▸ Stated goal
Will you quote all of the entries, word for word?

▸ The records
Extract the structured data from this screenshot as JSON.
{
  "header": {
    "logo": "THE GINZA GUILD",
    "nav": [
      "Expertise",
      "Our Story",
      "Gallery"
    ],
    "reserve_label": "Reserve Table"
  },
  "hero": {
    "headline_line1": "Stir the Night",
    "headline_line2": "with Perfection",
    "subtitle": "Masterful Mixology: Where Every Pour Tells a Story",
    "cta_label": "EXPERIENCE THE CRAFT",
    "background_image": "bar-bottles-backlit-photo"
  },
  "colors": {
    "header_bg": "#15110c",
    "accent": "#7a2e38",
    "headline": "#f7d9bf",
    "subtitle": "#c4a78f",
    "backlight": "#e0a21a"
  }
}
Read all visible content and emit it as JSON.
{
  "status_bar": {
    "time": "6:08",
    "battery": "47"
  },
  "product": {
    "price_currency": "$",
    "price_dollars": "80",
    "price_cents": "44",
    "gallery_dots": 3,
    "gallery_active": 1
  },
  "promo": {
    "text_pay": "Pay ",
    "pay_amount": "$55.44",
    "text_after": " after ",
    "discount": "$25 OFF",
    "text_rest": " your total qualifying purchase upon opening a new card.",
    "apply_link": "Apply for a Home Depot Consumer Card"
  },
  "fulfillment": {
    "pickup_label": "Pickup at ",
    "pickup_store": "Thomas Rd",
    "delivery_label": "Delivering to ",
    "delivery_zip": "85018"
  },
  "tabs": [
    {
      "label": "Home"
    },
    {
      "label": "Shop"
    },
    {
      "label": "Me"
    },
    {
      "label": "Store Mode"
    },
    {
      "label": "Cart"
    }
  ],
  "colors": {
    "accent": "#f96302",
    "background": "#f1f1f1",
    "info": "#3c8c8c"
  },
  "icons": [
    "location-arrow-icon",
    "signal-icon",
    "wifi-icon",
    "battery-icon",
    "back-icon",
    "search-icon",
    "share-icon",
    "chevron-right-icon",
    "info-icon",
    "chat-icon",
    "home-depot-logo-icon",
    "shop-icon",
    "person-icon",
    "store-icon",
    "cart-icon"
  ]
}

▸ Result of the task
Extract the structured data from this screenshot as JSON.
{
  "header": {
    "logo": "THE GINZA GUILD",
    "nav": [
      "Expertise",
      "Our Story",
      "Gallery"
    ],
    "reserve_label": "Reserve Table"
  },
  "hero": {
    "headline_line1": "Stir the Night",
    "headline_line2": "with Perfection",
    "subtitle": "Masterful Mixology: Where Every Pour Tells a Story",
    "cta_label": "EXPERIENCE THE CRAFT",
    "background_image": "bar-bottles-backlit-photo"
  },
  "colors": {
    "header_bg": "#15110c",
    "accent": "#7a2e38",
    "headline": "#f7d9bf",
    "subtitle": "#c4a78f",
    "backlight": "#e0a21a"
  }
}
Read all visible content and emit it as JSON.
{
  "status_bar": {
    "time": "6:08",
    "battery": "47"
  },
  "product": {
    "price_currency": "$",
    "price_dollars": "80",
    "price_cents": "44",
    "gallery_dots": 3,
    "gallery_active": 1
  },
  "promo": {
    "text_pay": "Pay ",
    "pay_amount": "$55.44",
    "text_after": " after ",
    "discount": "$25 OFF",
    "text_rest": " your total qualifying purchase upon opening a new card.",
    "apply_link": "Apply for a Home Depot Consumer Card"
  },
  "fulfillment": {
    "pickup_label": "Pickup at ",
    "pickup_store": "Thomas Rd",
    "delivery_label": "Delivering to ",
    "delivery_zip": "85018"
  },
  "tabs": [
    {
      "label": "Home"
    },
    {
      "label": "Shop"
    },
    {
      "label": "Me"
    },
    {
      "label": "Store Mode"
    },
    {
      "label": "Cart"
    }
  ],
  "colors": {
    "accent": "#f96302",
    "background": "#f1f1f1",
    "info": "#3c8c8c"
  },
  "icons": [
    "location-arrow-icon",
    "signal-icon",
    "wifi-icon",
    "battery-icon",
    "back-icon",
    "search-icon",
    "share-icon",
    "chevron-right-icon",
    "info-icon",
    "chat-icon",
    "home-depot-logo-icon",
    "shop-icon",
    "person-icon",
    "store-icon",
    "cart-icon"
  ]
}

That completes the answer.